## RECORDS FOR THE TASK:
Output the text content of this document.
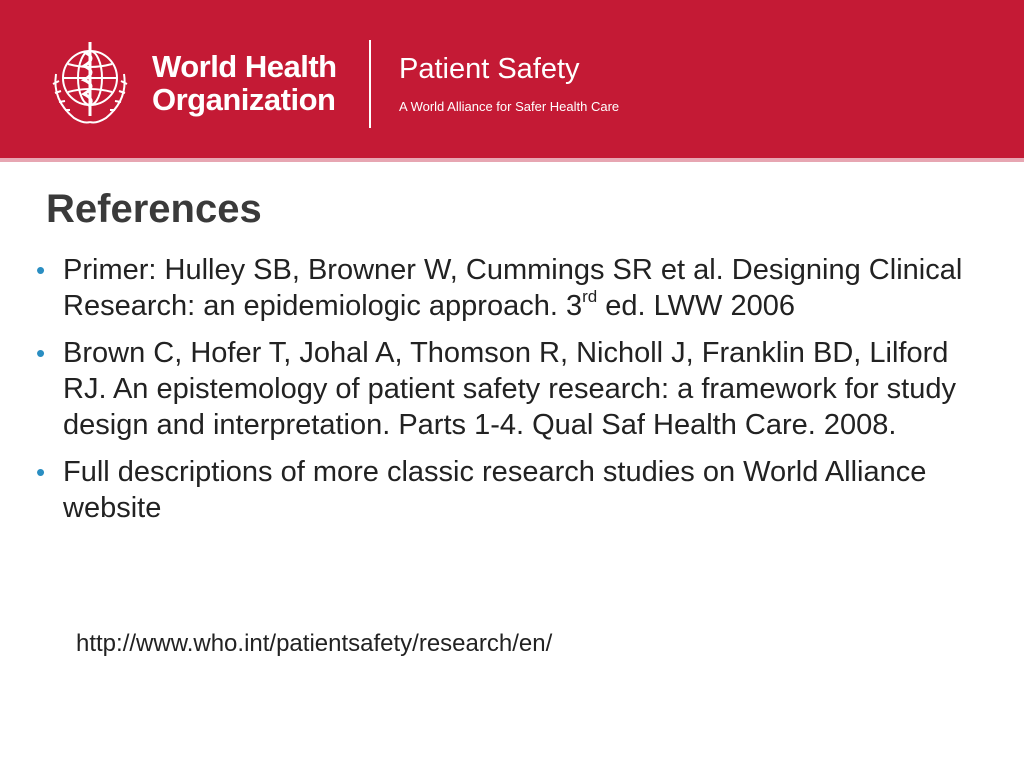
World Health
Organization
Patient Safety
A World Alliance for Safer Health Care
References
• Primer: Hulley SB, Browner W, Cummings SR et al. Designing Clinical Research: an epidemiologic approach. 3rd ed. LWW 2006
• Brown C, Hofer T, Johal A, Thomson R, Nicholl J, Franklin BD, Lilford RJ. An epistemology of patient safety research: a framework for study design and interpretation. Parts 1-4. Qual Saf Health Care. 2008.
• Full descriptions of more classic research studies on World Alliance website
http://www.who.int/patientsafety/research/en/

--

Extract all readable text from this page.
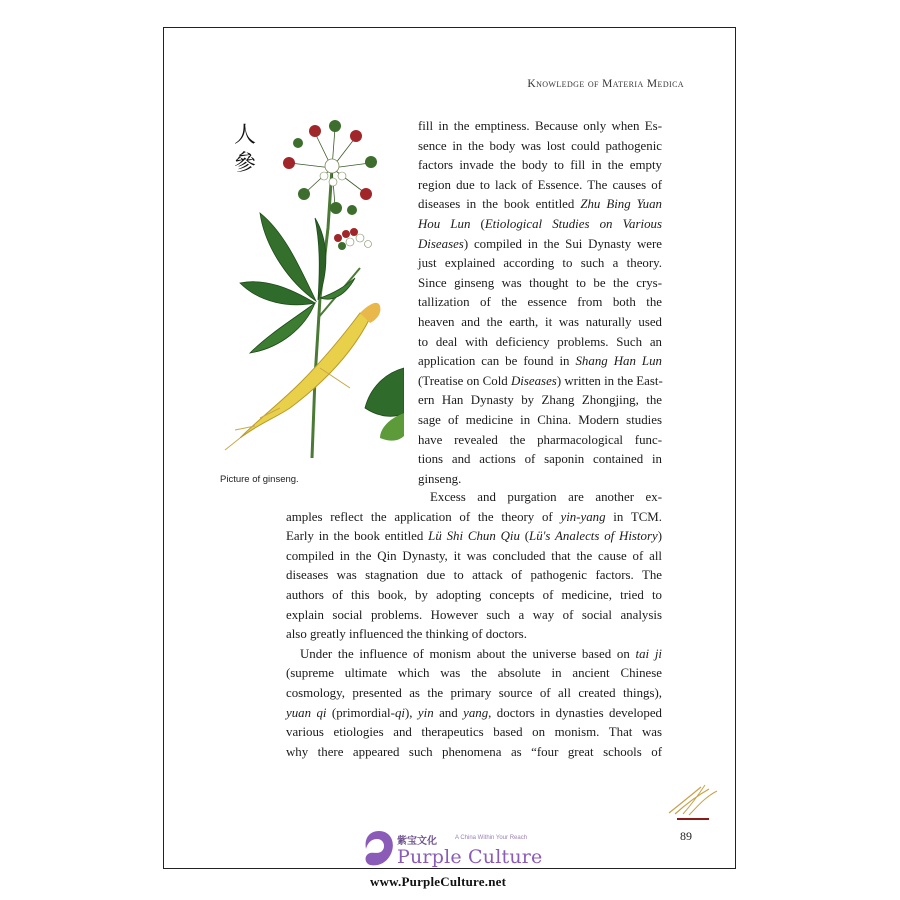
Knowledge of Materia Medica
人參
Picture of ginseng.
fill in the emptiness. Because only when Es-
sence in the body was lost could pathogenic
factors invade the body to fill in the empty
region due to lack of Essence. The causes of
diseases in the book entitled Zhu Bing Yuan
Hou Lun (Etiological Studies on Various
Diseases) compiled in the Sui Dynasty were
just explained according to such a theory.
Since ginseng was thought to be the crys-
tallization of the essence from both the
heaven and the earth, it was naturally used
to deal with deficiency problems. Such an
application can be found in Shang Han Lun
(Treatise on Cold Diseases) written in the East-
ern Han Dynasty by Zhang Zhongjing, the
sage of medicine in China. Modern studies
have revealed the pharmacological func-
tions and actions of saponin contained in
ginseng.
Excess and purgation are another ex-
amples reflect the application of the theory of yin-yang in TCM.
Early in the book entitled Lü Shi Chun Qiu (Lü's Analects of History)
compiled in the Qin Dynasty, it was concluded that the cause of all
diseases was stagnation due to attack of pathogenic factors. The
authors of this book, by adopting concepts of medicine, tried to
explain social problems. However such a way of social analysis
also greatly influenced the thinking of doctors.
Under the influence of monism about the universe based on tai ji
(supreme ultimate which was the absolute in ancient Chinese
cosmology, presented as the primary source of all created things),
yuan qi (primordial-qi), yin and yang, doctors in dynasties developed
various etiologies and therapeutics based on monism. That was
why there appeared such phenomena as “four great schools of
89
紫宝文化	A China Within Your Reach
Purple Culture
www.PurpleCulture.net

## EXERCISE BRIEF:
Pick out and copy the lines of the entries that hold the string "ginseng".

## EXERCISE SOLUTION:
Picture of ginseng.
Since ginseng was thought to be the crys-
ginseng.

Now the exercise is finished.